*EXERCISE GOAL:*
Retype the whole listing, please, keeping every line exact and dropping the pictures.

Collected data entries
━━━━
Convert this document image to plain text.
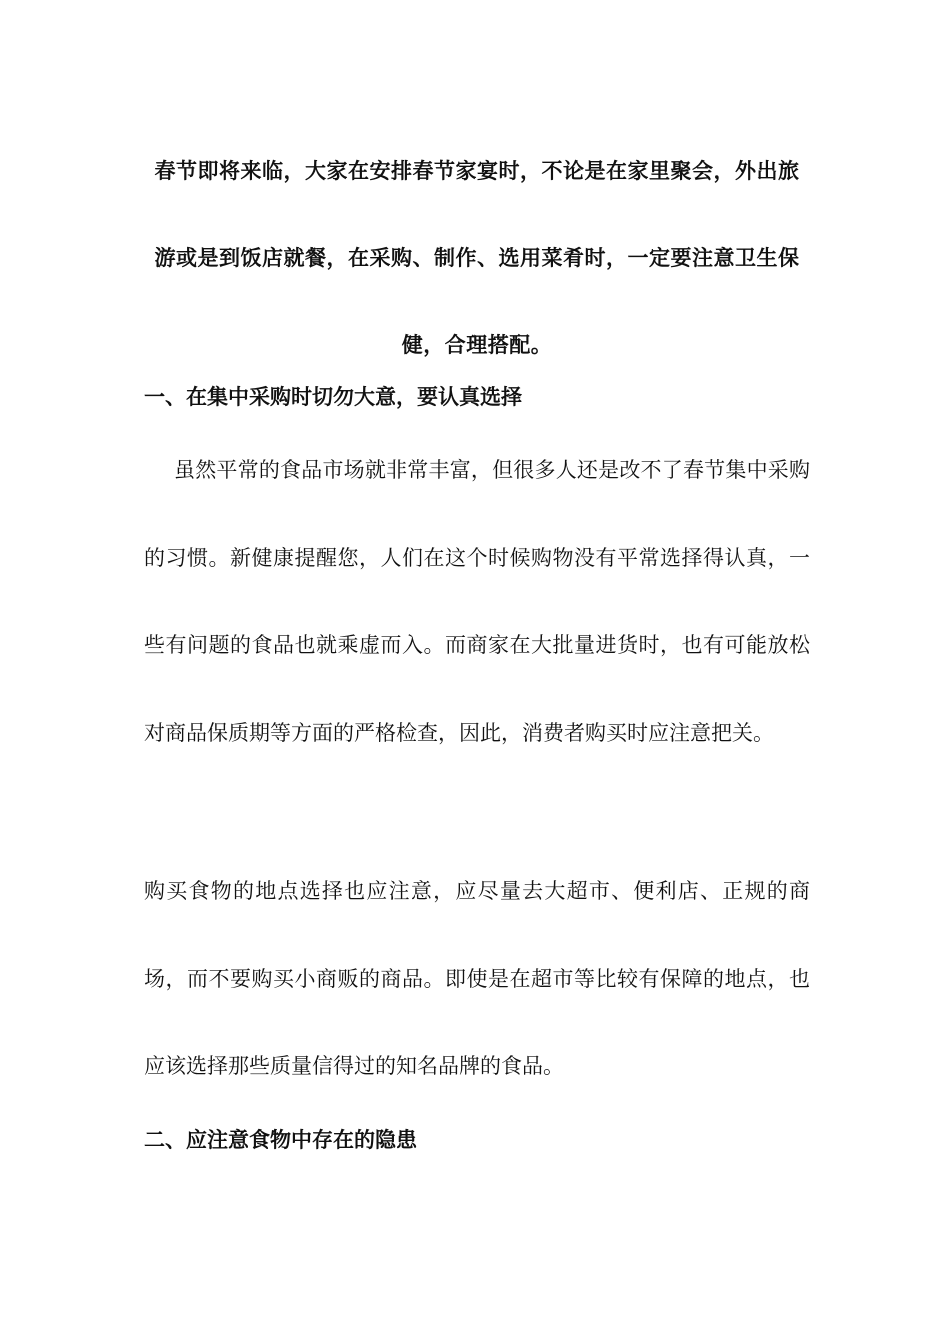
春节即将来临，大家在安排春节家宴时，不论是在家里聚会，外出旅游或是到饭店就餐，在采购、制作、选用菜肴时，一定要注意卫生保健，合理搭配。

一、在集中采购时切勿大意，要认真选择

虽然平常的食品市场就非常丰富，但很多人还是改不了春节集中采购的习惯。新健康提醒您，人们在这个时候购物没有平常选择得认真，一些有问题的食品也就乘虚而入。而商家在大批量进货时，也有可能放松对商品保质期等方面的严格检查，因此，消费者购买时应注意把关。

购买食物的地点选择也应注意，应尽量去大超市、便利店、正规的商场，而不要购买小商贩的商品。即使是在超市等比较有保障的地点，也应该选择那些质量信得过的知名品牌的食品。

二、应注意食物中存在的隐患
━━━━
*THE REPLY:*
Convert this document image to plain text.
春节即将来临，大家在安排春节家宴时，不论是在家里聚会，外出旅游或是到饭店就餐，在采购、制作、选用菜肴时，一定要注意卫生保健，合理搭配。

一、在集中采购时切勿大意，要认真选择

虽然平常的食品市场就非常丰富，但很多人还是改不了春节集中采购的习惯。新健康提醒您，人们在这个时候购物没有平常选择得认真，一些有问题的食品也就乘虚而入。而商家在大批量进货时，也有可能放松对商品保质期等方面的严格检查，因此，消费者购买时应注意把关。

购买食物的地点选择也应注意，应尽量去大超市、便利店、正规的商场，而不要购买小商贩的商品。即使是在超市等比较有保障的地点，也应该选择那些质量信得过的知名品牌的食品。

二、应注意食物中存在的隐患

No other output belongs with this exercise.